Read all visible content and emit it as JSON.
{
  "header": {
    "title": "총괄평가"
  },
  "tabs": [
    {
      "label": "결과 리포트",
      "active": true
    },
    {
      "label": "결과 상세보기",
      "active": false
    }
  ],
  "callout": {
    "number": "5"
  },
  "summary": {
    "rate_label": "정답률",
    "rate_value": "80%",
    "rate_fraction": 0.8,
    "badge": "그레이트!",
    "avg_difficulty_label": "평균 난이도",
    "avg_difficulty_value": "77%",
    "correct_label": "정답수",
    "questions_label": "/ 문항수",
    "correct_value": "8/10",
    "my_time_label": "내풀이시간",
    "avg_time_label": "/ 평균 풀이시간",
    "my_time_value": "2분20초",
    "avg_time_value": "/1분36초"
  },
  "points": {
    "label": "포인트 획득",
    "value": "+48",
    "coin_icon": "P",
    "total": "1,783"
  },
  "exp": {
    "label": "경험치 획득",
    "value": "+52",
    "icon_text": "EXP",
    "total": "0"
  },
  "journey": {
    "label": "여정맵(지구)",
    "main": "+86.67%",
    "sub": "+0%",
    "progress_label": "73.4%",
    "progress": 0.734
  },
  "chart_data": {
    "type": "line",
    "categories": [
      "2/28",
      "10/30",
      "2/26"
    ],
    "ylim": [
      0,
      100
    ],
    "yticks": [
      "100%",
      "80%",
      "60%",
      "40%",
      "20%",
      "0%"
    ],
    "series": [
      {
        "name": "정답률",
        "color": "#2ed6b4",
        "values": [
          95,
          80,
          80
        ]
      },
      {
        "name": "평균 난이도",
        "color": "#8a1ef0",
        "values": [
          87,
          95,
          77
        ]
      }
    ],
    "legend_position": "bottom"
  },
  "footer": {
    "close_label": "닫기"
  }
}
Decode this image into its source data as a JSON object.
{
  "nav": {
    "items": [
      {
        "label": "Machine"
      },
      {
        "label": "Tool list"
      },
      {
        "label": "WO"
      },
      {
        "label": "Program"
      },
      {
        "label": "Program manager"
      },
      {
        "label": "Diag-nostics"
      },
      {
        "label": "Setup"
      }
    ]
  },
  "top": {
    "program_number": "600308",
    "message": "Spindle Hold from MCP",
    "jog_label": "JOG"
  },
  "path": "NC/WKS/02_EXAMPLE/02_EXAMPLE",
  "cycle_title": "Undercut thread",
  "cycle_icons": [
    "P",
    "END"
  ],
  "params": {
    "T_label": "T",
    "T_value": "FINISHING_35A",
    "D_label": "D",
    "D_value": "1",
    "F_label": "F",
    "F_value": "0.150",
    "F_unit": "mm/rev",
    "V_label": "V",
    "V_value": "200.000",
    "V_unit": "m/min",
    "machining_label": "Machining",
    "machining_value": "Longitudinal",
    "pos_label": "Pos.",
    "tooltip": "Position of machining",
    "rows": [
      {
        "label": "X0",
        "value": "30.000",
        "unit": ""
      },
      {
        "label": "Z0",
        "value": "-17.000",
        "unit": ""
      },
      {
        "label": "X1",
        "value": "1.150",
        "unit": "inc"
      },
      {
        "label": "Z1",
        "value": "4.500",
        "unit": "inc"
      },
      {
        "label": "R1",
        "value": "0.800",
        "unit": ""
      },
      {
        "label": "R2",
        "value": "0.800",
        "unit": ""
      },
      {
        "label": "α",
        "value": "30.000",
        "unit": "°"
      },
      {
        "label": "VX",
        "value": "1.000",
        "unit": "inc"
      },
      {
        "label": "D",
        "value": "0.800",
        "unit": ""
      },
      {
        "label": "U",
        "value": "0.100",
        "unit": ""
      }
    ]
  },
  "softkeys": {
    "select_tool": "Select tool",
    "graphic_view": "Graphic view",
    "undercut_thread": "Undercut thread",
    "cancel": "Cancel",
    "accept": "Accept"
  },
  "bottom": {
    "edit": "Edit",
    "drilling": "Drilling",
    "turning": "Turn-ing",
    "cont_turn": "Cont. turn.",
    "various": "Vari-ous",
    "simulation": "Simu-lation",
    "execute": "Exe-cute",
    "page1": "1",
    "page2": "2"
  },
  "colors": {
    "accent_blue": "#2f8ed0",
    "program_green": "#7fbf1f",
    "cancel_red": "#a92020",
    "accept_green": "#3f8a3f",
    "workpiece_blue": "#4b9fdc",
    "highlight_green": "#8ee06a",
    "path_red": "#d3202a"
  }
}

▶ [Requirement]
Output every line above without altering anything.

▶ [Response for this exercise]
Read all visible content and emit it as JSON.
{
  "header": {
    "title": "총괄평가"
  },
  "tabs": [
    {
      "label": "결과 리포트",
      "active": true
    },
    {
      "label": "결과 상세보기",
      "active": false
    }
  ],
  "callout": {
    "number": "5"
  },
  "summary": {
    "rate_label": "정답률",
    "rate_value": "80%",
    "rate_fraction": 0.8,
    "badge": "그레이트!",
    "avg_difficulty_label": "평균 난이도",
    "avg_difficulty_value": "77%",
    "correct_label": "정답수",
    "questions_label": "/ 문항수",
    "correct_value": "8/10",
    "my_time_label": "내풀이시간",
    "avg_time_label": "/ 평균 풀이시간",
    "my_time_value": "2분20초",
    "avg_time_value": "/1분36초"
  },
  "points": {
    "label": "포인트 획득",
    "value": "+48",
    "coin_icon": "P",
    "total": "1,783"
  },
  "exp": {
    "label": "경험치 획득",
    "value": "+52",
    "icon_text": "EXP",
    "total": "0"
  },
  "journey": {
    "label": "여정맵(지구)",
    "main": "+86.67%",
    "sub": "+0%",
    "progress_label": "73.4%",
    "progress": 0.734
  },
  "chart_data": {
    "type": "line",
    "categories": [
      "2/28",
      "10/30",
      "2/26"
    ],
    "ylim": [
      0,
      100
    ],
    "yticks": [
      "100%",
      "80%",
      "60%",
      "40%",
      "20%",
      "0%"
    ],
    "series": [
      {
        "name": "정답률",
        "color": "#2ed6b4",
        "values": [
          95,
          80,
          80
        ]
      },
      {
        "name": "평균 난이도",
        "color": "#8a1ef0",
        "values": [
          87,
          95,
          77
        ]
      }
    ],
    "legend_position": "bottom"
  },
  "footer": {
    "close_label": "닫기"
  }
}
Decode this image into its source data as a JSON object.
{
  "nav": {
    "items": [
      {
        "label": "Machine"
      },
      {
        "label": "Tool list"
      },
      {
        "label": "WO"
      },
      {
        "label": "Program"
      },
      {
        "label": "Program manager"
      },
      {
        "label": "Diag-nostics"
      },
      {
        "label": "Setup"
      }
    ]
  },
  "top": {
    "program_number": "600308",
    "message": "Spindle Hold from MCP",
    "jog_label": "JOG"
  },
  "path": "NC/WKS/02_EXAMPLE/02_EXAMPLE",
  "cycle_title": "Undercut thread",
  "cycle_icons": [
    "P",
    "END"
  ],
  "params": {
    "T_label": "T",
    "T_value": "FINISHING_35A",
    "D_label": "D",
    "D_value": "1",
    "F_label": "F",
    "F_value": "0.150",
    "F_unit": "mm/rev",
    "V_label": "V",
    "V_value": "200.000",
    "V_unit": "m/min",
    "machining_label": "Machining",
    "machining_value": "Longitudinal",
    "pos_label": "Pos.",
    "tooltip": "Position of machining",
    "rows": [
      {
        "label": "X0",
        "value": "30.000",
        "unit": ""
      },
      {
        "label": "Z0",
        "value": "-17.000",
        "unit": ""
      },
      {
        "label": "X1",
        "value": "1.150",
        "unit": "inc"
      },
      {
        "label": "Z1",
        "value": "4.500",
        "unit": "inc"
      },
      {
        "label": "R1",
        "value": "0.800",
        "unit": ""
      },
      {
        "label": "R2",
        "value": "0.800",
        "unit": ""
      },
      {
        "label": "α",
        "value": "30.000",
        "unit": "°"
      },
      {
        "label": "VX",
        "value": "1.000",
        "unit": "inc"
      },
      {
        "label": "D",
        "value": "0.800",
        "unit": ""
      },
      {
        "label": "U",
        "value": "0.100",
        "unit": ""
      }
    ]
  },
  "softkeys": {
    "select_tool": "Select tool",
    "graphic_view": "Graphic view",
    "undercut_thread": "Undercut thread",
    "cancel": "Cancel",
    "accept": "Accept"
  },
  "bottom": {
    "edit": "Edit",
    "drilling": "Drilling",
    "turning": "Turn-ing",
    "cont_turn": "Cont. turn.",
    "various": "Vari-ous",
    "simulation": "Simu-lation",
    "execute": "Exe-cute",
    "page1": "1",
    "page2": "2"
  },
  "colors": {
    "accent_blue": "#2f8ed0",
    "program_green": "#7fbf1f",
    "cancel_red": "#a92020",
    "accept_green": "#3f8a3f",
    "workpiece_blue": "#4b9fdc",
    "highlight_green": "#8ee06a",
    "path_red": "#d3202a"
  }
}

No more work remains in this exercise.